- [SOURCE DOCUMENT]:

● ● ●

The only people now who can sometimes talk him down when he's having problems
are me and a couple of other family members that did not participate in
pushing for involuntary committal.

------
bannisterp
I live right in the middle of a hotspot for "street people" in SF. I struggle
internally with this question daily, because I see many mentally ill people
roaming the streets just outside my apartment. I've run the whole gamut of
solutions and emotions for the past 5 years, and I can only come to this
solution: let them refuse treatment, but make living on the street the least
viable option for them.

I know deep down there isn't much that can be done without incarcerating them,
but I also know that taking someone's freedom without proper cause is worse
than letting them possibly die by their own choice. There's too much potential
to abuse power that let's you lock up someone who is, by and large, law-
abiding but mentally disturbed. The hair splitting is dangerous.

● ● ●

- [PROVIDED RECORDS]:
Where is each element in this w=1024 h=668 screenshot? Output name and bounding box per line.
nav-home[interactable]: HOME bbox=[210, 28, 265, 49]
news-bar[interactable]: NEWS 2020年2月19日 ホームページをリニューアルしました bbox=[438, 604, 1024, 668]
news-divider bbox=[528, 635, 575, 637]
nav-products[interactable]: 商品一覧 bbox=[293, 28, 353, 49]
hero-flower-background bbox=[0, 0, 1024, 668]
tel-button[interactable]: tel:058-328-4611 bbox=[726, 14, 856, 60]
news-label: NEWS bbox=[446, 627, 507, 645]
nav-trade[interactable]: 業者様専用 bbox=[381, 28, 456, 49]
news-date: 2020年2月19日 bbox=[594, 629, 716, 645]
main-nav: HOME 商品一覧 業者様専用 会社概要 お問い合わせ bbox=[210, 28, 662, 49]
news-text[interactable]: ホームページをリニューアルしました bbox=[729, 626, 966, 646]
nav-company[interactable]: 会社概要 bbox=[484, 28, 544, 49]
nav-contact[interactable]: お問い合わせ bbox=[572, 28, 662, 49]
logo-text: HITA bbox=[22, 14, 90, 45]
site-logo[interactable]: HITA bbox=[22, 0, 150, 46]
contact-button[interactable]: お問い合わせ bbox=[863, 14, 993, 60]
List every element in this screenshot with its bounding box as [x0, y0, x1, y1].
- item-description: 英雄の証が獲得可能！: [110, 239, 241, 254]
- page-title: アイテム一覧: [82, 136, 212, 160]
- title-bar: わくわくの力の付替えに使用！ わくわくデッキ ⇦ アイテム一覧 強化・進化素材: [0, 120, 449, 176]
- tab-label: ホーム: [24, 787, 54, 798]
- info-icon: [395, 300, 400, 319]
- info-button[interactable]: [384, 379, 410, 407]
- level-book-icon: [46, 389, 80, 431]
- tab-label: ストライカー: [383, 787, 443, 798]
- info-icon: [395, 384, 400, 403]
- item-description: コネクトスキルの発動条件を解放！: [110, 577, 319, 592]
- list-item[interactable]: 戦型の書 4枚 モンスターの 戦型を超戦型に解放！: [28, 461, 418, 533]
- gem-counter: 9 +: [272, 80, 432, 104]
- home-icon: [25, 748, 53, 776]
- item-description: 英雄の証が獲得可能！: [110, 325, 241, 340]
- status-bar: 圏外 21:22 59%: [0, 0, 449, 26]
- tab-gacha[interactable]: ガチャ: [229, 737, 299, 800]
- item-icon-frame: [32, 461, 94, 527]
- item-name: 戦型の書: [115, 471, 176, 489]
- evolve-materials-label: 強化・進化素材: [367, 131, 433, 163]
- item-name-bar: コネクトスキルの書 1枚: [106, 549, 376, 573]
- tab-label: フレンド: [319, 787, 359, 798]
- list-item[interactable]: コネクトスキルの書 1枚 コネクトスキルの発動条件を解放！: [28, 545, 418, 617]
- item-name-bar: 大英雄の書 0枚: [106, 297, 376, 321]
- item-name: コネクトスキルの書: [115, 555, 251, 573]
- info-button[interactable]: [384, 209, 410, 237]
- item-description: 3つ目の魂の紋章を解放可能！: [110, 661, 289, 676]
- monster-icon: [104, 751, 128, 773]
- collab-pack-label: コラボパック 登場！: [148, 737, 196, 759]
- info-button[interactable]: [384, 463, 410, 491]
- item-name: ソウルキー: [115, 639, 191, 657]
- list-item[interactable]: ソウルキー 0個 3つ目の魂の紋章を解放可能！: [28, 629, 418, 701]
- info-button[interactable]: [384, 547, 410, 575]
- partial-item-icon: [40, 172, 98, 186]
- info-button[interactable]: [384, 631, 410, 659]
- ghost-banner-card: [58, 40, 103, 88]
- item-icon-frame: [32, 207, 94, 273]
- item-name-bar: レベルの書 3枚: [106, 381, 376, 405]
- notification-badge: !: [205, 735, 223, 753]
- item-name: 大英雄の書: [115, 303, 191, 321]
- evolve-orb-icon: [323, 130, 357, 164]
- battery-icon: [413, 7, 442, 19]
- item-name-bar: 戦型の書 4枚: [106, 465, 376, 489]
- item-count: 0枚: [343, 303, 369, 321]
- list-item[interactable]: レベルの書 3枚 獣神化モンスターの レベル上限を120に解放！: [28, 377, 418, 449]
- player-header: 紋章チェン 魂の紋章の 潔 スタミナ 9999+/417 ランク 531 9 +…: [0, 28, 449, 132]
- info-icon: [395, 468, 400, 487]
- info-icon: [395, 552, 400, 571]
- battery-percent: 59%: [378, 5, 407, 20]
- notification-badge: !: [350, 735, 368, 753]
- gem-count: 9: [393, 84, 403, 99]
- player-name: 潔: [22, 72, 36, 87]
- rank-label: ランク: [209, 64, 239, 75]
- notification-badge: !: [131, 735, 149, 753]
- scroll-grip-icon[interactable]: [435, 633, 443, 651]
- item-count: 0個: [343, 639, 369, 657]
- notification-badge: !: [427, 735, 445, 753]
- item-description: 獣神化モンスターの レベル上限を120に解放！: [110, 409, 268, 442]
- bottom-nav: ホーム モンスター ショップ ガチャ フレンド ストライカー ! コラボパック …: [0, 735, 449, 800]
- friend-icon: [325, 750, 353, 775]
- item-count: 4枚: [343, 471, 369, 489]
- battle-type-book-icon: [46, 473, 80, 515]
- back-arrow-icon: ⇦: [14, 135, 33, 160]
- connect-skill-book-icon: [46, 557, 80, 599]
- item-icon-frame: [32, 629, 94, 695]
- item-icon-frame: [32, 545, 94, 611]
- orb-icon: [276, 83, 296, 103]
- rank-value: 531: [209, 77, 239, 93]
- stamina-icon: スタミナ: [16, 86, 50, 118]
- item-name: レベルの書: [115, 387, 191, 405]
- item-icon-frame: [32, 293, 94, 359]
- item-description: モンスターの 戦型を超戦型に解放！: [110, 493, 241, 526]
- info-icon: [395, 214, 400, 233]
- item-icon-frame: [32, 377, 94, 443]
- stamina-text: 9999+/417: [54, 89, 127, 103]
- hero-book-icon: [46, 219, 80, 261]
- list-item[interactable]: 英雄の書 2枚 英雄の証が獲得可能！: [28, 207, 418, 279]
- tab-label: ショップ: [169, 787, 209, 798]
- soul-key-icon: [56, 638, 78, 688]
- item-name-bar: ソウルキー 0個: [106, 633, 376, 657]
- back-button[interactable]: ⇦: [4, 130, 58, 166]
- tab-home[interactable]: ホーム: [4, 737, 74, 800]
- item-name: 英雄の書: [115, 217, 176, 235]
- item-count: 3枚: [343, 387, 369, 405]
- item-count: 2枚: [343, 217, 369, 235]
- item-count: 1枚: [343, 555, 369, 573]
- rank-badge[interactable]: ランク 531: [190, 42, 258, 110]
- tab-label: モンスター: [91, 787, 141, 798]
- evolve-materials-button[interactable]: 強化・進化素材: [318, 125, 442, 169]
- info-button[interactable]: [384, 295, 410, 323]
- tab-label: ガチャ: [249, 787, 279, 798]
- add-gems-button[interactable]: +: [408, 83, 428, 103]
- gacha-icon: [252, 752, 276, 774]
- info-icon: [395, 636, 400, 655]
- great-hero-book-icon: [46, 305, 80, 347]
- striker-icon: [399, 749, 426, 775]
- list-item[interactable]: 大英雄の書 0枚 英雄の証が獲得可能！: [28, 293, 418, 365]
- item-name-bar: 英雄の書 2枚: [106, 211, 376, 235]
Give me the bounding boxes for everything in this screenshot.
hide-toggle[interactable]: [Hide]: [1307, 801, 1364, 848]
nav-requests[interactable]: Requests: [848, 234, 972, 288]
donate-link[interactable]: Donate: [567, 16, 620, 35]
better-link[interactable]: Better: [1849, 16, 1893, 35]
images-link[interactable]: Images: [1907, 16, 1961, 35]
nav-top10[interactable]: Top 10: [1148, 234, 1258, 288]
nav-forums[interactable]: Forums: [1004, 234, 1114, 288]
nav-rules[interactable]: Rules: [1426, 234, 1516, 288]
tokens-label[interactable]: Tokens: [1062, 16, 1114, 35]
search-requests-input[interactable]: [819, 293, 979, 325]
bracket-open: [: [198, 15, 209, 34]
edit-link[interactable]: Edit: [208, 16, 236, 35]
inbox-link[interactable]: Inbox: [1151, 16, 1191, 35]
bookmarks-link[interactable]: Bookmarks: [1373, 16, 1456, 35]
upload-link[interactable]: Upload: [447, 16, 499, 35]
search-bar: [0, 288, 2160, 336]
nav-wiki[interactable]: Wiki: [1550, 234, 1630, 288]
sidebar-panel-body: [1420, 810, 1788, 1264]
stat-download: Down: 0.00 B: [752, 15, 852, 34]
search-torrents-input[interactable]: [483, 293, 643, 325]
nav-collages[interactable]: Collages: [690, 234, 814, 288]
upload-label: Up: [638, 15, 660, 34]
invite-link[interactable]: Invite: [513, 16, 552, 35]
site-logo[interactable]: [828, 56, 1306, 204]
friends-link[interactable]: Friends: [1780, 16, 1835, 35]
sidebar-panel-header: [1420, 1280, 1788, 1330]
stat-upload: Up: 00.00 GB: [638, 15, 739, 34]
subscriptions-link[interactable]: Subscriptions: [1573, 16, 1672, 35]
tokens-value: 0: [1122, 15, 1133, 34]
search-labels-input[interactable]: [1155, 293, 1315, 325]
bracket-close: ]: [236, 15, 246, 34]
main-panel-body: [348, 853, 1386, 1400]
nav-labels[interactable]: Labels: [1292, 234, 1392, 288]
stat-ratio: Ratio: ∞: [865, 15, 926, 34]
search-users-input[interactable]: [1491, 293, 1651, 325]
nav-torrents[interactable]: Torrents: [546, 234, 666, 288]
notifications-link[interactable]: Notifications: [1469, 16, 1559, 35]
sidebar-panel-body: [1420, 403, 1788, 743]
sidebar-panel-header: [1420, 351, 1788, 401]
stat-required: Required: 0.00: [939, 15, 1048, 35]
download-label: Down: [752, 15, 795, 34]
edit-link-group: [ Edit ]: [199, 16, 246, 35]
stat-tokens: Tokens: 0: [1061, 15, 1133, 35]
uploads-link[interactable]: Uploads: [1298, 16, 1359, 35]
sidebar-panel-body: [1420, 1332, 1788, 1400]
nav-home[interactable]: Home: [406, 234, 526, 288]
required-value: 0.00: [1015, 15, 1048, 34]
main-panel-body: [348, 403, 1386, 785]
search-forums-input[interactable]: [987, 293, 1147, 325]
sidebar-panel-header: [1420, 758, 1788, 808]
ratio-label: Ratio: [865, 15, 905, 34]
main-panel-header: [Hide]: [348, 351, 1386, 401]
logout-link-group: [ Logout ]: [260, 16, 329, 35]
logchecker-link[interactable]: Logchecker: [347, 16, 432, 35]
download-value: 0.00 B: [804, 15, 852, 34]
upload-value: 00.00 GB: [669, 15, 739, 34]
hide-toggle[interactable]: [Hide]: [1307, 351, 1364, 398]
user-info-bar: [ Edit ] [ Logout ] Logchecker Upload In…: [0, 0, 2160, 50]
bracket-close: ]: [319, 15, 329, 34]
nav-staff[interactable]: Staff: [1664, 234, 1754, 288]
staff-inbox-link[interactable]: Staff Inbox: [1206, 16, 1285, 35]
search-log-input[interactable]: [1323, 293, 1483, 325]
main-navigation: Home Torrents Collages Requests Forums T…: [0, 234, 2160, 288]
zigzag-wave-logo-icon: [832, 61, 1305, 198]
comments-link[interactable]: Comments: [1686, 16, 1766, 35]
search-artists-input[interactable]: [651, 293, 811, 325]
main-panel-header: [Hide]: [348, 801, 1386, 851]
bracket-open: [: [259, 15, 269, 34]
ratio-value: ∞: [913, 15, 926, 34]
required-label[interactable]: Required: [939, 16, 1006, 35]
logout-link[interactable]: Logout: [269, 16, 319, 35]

● ● ●

- [WHAT YOU NEED TO DO]:
- a) Condense the paragraph of the forum thread on involuntary committal that begins "I know deep down" into a bulleted list that keeps its main points.
- b) In bannisterp's comment in the forum thread on involuntary committal, the word "I" is followed by a verb phrase several times. Give every one of these verb phrases, in the order they appear.
- c) Write what comes next in the forum thread on involuntary committal, starting after its final sentence.
The listing has no connection to the forum thread on involuntary committal.

- [RESULTS OF THE EXERCISE]:
- a)
- Little can be done for these people without incarcerating them.
- Taking someone's freedom without proper cause is worse than letting them possibly die by their own choice.
- A power to lock up people who are largely law-abiding but mentally disturbed is very open to abuse.
- The hair splitting is dangerous.

- b)
1. live
2. struggle
3. see
4. 've run
5. can only come
6. know
7. also know

- c)
That being said, in short order I will likely move to a location in SF where I
don't have to see this tragedy play out day to day. If I can't help, and I
don't like the current solution, at least I can avoid the situation
altogether.

------
1_2__3
This has always stuck with me. When I was a lot younger, in the early 90s I
was dating a guy who was pretty high up in Washington state's DSHS. I remember
him saying that massive cutbacks were forcing all the institutions they had
left to close. I asked him naively what the plan was for everyone who was
going to be released and he said "Nothing. There is no plan. There're just
going to live on the streets."

I was aghast and assumed he had to be wrong somehow. Fast forward ten years
and downtown Seattle is full of homeless people. Fast forward to today and
multiple cities are basically overrun with them, when the population of them
was tiny just 20 years ago.

I hate feeling old and partisan but my personal experience leads me to believe
this is the crazy GOP policies of the 80s coming home to roost. It's certainly
the most likely explanation given what I know and doesn't require some of the
mental backflips necessary for other explanations.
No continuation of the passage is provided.